▶ [REQUIRED WORK]:
Check every line of the entries below for the word "Cortex", and copy the ones that have it.

▶ [RECORDS FOR THIS EXERCISE]:
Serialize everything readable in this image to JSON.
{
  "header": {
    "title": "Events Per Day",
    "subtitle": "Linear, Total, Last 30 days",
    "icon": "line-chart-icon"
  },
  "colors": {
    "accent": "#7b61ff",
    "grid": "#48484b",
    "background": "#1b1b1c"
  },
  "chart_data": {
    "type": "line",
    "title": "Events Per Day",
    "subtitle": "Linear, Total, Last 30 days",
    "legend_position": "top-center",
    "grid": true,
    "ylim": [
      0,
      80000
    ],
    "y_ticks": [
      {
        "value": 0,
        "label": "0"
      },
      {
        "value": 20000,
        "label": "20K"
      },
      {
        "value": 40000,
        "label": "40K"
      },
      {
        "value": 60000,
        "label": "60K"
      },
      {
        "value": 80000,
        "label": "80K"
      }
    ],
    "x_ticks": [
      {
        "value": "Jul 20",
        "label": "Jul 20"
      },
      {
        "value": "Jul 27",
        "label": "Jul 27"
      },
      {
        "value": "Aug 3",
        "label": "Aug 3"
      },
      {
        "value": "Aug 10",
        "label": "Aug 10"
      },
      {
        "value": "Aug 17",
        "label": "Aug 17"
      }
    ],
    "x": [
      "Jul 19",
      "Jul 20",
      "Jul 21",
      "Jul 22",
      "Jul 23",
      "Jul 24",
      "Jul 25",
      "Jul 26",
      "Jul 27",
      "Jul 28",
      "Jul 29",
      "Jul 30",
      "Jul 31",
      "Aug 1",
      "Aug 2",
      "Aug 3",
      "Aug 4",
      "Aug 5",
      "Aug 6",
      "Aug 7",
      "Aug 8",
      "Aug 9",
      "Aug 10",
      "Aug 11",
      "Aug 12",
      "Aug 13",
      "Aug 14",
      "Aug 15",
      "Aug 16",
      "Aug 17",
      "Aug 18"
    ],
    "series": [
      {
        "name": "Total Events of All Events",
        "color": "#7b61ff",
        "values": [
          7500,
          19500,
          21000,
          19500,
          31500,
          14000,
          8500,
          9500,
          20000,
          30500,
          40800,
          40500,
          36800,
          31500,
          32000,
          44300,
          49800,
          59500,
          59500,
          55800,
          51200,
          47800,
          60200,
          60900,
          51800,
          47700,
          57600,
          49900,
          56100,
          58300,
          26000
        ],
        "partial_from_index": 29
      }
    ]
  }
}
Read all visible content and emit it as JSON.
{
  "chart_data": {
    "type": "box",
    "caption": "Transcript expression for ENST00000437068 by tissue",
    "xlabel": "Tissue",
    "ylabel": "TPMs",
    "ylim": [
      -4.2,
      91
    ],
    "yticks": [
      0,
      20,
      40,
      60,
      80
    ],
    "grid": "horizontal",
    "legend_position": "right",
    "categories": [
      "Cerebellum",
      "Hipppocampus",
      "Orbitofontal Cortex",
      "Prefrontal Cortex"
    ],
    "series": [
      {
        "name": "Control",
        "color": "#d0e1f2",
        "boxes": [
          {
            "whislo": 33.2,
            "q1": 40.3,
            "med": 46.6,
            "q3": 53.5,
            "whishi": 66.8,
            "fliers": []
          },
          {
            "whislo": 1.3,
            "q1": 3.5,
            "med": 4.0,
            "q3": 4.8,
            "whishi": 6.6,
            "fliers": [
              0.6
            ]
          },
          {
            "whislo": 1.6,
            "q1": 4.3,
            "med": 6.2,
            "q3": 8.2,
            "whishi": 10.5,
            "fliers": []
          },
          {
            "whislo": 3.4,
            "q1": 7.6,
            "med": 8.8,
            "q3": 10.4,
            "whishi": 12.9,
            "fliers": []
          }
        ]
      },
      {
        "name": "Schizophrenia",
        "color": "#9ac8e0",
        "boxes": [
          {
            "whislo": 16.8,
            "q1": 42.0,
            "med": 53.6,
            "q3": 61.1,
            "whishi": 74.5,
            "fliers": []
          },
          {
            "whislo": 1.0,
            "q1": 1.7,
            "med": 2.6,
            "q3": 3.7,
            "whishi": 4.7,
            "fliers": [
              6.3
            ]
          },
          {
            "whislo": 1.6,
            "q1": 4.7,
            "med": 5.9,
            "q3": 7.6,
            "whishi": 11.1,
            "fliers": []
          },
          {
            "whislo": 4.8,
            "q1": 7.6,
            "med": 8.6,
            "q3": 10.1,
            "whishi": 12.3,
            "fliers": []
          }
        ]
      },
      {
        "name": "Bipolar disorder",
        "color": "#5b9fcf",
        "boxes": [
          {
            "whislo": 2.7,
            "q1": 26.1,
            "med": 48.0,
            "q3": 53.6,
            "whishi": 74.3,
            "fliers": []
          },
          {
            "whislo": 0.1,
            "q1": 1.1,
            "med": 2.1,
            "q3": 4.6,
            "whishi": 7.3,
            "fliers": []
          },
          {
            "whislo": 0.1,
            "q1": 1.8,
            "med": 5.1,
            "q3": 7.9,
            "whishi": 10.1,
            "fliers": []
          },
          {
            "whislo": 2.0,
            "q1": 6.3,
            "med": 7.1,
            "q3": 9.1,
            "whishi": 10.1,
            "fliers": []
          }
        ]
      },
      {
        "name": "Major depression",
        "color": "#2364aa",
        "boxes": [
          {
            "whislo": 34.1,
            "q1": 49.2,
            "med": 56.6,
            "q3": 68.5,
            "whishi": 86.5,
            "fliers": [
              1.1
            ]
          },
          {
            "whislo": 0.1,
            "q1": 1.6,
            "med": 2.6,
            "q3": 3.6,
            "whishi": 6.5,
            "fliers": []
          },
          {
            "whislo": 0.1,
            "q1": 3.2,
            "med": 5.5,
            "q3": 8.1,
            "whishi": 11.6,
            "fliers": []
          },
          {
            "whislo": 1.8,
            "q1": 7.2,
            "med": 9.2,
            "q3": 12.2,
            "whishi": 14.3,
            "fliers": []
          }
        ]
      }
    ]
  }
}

▶ [RESULT OF THIS TASK]:
      "Orbitofontal Cortex",
      "Prefrontal Cortex"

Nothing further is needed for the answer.